▸ **REQUIREMENTS**: Gather each line of the entries below that includes "heart".

--- begin DATA EXCERPTS ---

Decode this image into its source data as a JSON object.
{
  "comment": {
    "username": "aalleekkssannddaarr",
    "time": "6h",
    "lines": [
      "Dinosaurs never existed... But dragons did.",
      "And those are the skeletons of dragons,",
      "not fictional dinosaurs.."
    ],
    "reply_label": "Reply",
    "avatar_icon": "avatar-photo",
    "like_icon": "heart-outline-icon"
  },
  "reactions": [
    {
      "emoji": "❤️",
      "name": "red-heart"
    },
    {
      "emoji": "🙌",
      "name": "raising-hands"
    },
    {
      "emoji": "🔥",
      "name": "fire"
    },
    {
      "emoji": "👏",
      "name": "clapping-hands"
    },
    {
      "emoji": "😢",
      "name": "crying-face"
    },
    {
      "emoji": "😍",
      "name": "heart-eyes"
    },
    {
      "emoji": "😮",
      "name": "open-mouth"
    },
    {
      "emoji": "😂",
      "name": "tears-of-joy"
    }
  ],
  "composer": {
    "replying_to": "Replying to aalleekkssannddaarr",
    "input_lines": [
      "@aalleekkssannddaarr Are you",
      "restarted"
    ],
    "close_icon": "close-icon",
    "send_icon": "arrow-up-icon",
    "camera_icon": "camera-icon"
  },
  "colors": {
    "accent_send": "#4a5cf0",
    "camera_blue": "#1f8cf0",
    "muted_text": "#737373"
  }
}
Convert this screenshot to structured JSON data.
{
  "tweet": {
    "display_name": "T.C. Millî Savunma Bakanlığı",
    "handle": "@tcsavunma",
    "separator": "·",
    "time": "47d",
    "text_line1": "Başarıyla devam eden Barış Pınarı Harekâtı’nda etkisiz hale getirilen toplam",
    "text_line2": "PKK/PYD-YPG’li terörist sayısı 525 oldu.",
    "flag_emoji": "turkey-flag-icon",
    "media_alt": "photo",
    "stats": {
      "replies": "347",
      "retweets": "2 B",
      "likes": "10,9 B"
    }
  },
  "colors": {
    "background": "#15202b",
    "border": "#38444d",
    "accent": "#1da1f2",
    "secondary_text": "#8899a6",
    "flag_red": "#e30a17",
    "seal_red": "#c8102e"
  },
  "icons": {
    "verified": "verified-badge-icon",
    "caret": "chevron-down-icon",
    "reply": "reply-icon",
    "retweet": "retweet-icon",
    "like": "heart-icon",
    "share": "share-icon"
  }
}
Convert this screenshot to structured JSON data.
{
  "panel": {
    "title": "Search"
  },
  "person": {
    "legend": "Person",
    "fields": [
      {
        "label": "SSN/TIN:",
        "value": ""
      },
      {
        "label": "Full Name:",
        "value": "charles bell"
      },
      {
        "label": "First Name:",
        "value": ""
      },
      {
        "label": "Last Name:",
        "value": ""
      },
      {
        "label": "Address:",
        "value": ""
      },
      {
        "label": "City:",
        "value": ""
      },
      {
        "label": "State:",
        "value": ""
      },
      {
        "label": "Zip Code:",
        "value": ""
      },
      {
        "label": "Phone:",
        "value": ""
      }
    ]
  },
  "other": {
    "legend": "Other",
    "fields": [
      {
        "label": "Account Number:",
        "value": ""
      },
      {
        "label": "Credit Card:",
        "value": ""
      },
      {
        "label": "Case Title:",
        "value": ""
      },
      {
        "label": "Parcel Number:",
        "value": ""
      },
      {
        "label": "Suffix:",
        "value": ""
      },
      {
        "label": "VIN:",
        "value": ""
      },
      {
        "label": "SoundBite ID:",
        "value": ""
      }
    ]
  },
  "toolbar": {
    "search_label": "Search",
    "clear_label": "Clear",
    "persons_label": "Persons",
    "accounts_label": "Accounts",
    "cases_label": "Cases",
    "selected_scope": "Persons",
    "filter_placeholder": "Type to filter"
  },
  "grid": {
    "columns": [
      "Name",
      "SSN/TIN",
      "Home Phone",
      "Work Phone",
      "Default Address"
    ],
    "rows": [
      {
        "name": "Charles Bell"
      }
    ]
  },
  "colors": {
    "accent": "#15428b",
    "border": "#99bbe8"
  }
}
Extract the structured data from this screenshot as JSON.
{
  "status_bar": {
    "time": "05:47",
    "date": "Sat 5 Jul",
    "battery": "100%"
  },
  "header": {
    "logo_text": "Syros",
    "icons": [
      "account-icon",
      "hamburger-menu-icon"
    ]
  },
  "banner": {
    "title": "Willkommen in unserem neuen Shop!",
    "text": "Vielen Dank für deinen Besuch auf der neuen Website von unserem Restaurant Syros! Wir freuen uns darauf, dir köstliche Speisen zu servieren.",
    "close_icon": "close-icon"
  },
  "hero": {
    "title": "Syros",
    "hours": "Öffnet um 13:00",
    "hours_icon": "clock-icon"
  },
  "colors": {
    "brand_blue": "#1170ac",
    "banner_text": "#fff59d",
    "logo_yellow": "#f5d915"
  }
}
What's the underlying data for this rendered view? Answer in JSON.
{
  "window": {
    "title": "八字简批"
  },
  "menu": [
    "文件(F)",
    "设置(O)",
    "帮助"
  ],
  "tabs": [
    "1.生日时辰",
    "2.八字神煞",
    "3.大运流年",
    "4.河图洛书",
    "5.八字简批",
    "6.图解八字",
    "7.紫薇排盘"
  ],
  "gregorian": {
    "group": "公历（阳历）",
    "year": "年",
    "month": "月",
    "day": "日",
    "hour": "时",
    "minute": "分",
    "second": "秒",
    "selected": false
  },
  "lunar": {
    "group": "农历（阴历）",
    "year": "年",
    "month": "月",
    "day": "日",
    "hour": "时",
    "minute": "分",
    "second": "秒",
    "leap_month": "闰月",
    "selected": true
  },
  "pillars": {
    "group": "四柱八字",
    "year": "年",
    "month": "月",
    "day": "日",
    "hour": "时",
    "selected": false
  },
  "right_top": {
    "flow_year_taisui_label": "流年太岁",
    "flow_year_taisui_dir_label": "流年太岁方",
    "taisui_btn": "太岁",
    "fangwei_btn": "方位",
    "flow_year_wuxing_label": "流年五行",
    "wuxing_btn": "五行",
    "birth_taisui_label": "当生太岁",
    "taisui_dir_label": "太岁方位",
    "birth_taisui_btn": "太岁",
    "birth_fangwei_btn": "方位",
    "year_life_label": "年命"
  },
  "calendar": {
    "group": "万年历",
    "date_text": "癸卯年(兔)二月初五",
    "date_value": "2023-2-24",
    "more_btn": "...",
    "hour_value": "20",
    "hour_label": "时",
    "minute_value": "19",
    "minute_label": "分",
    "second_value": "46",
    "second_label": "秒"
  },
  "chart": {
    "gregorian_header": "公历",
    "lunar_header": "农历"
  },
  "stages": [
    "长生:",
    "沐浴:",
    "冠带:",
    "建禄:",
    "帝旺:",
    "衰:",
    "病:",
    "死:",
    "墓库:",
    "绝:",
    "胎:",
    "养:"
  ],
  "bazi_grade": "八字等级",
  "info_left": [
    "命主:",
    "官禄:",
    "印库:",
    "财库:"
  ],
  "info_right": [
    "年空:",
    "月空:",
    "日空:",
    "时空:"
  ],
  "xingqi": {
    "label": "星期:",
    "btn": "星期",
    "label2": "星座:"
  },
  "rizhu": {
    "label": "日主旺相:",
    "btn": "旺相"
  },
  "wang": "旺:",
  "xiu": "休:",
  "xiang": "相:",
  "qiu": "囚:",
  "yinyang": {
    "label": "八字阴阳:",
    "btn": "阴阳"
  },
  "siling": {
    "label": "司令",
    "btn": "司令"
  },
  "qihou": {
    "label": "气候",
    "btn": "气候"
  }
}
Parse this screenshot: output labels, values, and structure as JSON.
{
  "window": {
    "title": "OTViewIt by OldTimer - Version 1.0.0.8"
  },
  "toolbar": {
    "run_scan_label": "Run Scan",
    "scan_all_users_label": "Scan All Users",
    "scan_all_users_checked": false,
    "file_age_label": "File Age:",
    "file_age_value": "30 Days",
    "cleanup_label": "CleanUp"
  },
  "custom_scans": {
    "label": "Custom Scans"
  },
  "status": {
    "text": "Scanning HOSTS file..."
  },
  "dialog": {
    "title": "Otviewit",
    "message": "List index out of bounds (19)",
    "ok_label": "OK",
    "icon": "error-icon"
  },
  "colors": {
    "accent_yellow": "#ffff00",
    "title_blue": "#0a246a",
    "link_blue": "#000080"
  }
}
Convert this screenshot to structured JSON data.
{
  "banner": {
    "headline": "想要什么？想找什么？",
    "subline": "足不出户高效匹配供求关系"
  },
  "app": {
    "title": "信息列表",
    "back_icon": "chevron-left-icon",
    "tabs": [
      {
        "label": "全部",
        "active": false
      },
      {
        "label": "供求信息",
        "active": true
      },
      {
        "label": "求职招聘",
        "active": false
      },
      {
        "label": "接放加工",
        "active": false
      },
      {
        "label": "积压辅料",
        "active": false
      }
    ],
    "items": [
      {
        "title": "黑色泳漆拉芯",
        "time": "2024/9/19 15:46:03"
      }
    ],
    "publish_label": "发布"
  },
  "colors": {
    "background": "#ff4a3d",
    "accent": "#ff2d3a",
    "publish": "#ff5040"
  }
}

--- end DATA EXCERPTS ---

▸ **WRITTEN ANSWER**:
    "like_icon": "heart-outline-icon"
      "name": "red-heart"
      "name": "heart-eyes"
    "like": "heart-icon",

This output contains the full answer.